- [Written problem] Find each line with the word "title" and copy it.

[Dataset rows about figures]
---------------
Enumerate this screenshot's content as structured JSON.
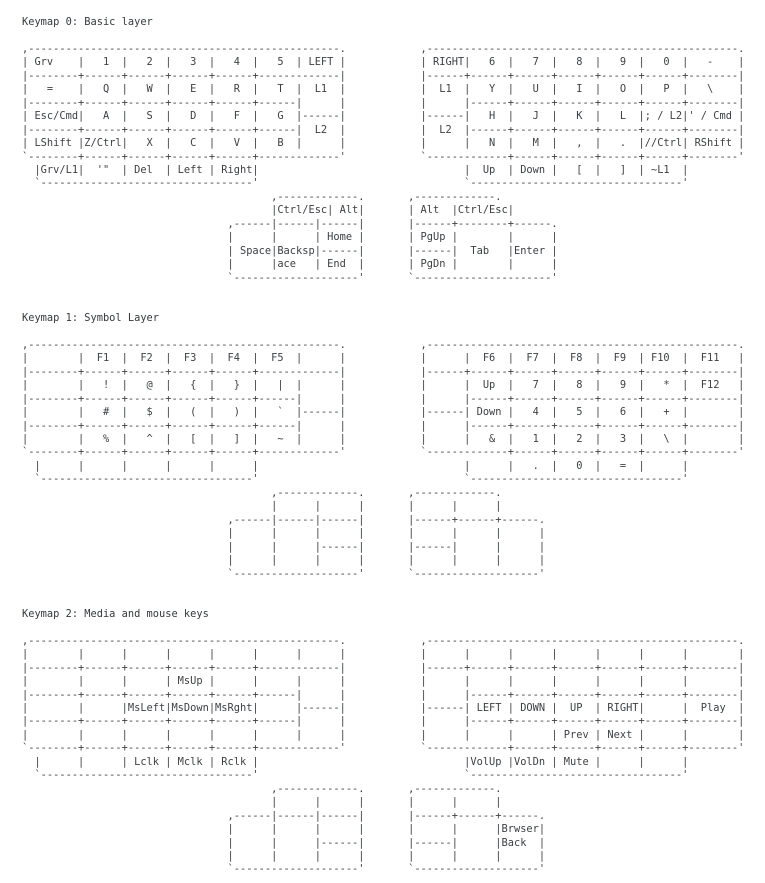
{
  "document": {
    "background_color": "#ffffff",
    "text_color": "#3c3f43"
  },
  "keymaps": [
    {
      "title": "Keymap 0: Basic layer",
      "art": ",--------------------------------------------------.            ,--------------------------------------------------.\n| Grv    |   1  |   2  |   3  |   4  |   5  | LEFT |            | RIGHT|   6  |   7  |   8  |   9  |   0  |   -    |\n|--------+------+------+------+------+-------------|            |------+------+------+------+------+------+--------|\n|   =    |   Q  |   W  |   E  |   R  |   T  |  L1  |            |  L1  |   Y  |   U  |   I  |   O  |   P  |   \\    |\n|--------+------+------+------+------+------|      |            |      |------+------+------+------+------+--------|\n| Esc/Cmd|   A  |   S  |   D  |   F  |   G  |------|            |------|   H  |   J  |   K  |   L  |; / L2|' / Cmd |\n|--------+------+------+------+------+------|  L2  |            |  L2  |------+------+------+------+------+--------|\n| LShift |Z/Ctrl|   X  |   C  |   V  |   B  |      |            |      |   N  |   M  |   ,  |   .  |//Ctrl| RShift |\n`--------+------+------+------+------+-------------'            `-------------+------+------+------+------+--------'\n  |Grv/L1|  '\"  | Del  | Left | Right|                                 |  Up  | Down |   [  |   ]  | ~L1  |\n  `----------------------------------'                                 `----------------------------------'\n                                        ,-------------.       ,-------------.\n                                        |Ctrl/Esc| Alt|       | Alt  |Ctrl/Esc|\n                                 ,------|------|------|       |------+--------+------.\n                                 |      |      | Home |       | PgUp |        |      |\n                                 | Space|Backsp|------|       |------|  Tab   |Enter |\n                                 |      |ace   | End  |       | PgDn |        |      |\n                                 `--------------------'       `----------------------'"
    },
    {
      "title": "Keymap 1: Symbol Layer",
      "art": ",--------------------------------------------------.            ,--------------------------------------------------.\n|        |  F1  |  F2  |  F3  |  F4  |  F5  |      |            |      |  F6  |  F7  |  F8  |  F9  | F10  |  F11   |\n|--------+------+------+------+------+-------------|            |------+------+------+------+------+------+--------|\n|        |   !  |   @  |   {  |   }  |   |  |      |            |      |  Up  |   7  |   8  |   9  |   *  |  F12   |\n|--------+------+------+------+------+------|      |            |      |------+------+------+------+------+--------|\n|        |   #  |   $  |   (  |   )  |   `  |------|            |------| Down |   4  |   5  |   6  |   +  |        |\n|--------+------+------+------+------+------|      |            |      |------+------+------+------+------+--------|\n|        |   %  |   ^  |   [  |   ]  |   ~  |      |            |      |   &  |   1  |   2  |   3  |   \\  |        |\n`--------+------+------+------+------+-------------'            `-------------+------+------+------+------+--------'\n  |      |      |      |      |      |                                 |      |   .  |   0  |   =  |      |\n  `----------------------------------'                                 `----------------------------------'\n                                        ,-------------.       ,-------------.\n                                        |      |      |       |      |      |\n                                 ,------|------|------|       |------+------+------.\n                                 |      |      |      |       |      |      |      |\n                                 |      |      |------|       |------|      |      |\n                                 |      |      |      |       |      |      |      |\n                                 `--------------------'       `--------------------'"
    },
    {
      "title": "Keymap 2: Media and mouse keys",
      "art": ",--------------------------------------------------.            ,--------------------------------------------------.\n|        |      |      |      |      |      |      |            |      |      |      |      |      |      |        |\n|--------+------+------+------+------+-------------|            |------+------+------+------+------+------+--------|\n|        |      |      | MsUp |      |      |      |            |      |      |      |      |      |      |        |\n|--------+------+------+------+------+------|      |            |      |------+------+------+------+------+--------|\n|        |      |MsLeft|MsDown|MsRght|      |------|            |------| LEFT | DOWN |  UP  | RIGHT|      |  Play  |\n|--------+------+------+------+------+------|      |            |      |------+------+------+------+------+--------|\n|        |      |      |      |      |      |      |            |      |      |      | Prev | Next |      |        |\n`--------+------+------+------+------+-------------'            `-------------+------+------+------+------+--------'\n  |      |      | Lclk | Mclk | Rclk |                                 |VolUp |VolDn | Mute |      |      |\n  `----------------------------------'                                 `----------------------------------'\n                                        ,-------------.       ,-------------.\n                                        |      |      |       |      |      |\n                                 ,------|------|------|       |------+------+------.\n                                 |      |      |      |       |      |      |Brwser|\n                                 |      |      |------|       |------|      |Back  |\n                                 |      |      |      |       |      |      |      |\n                                 `--------------------'       `--------------------'"
    }
  ]
}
---------------
- [Written solution]
      "title": "Keymap 0: Basic layer",
      "title": "Keymap 1: Symbol Layer",
      "title": "Keymap 2: Media and mouse keys",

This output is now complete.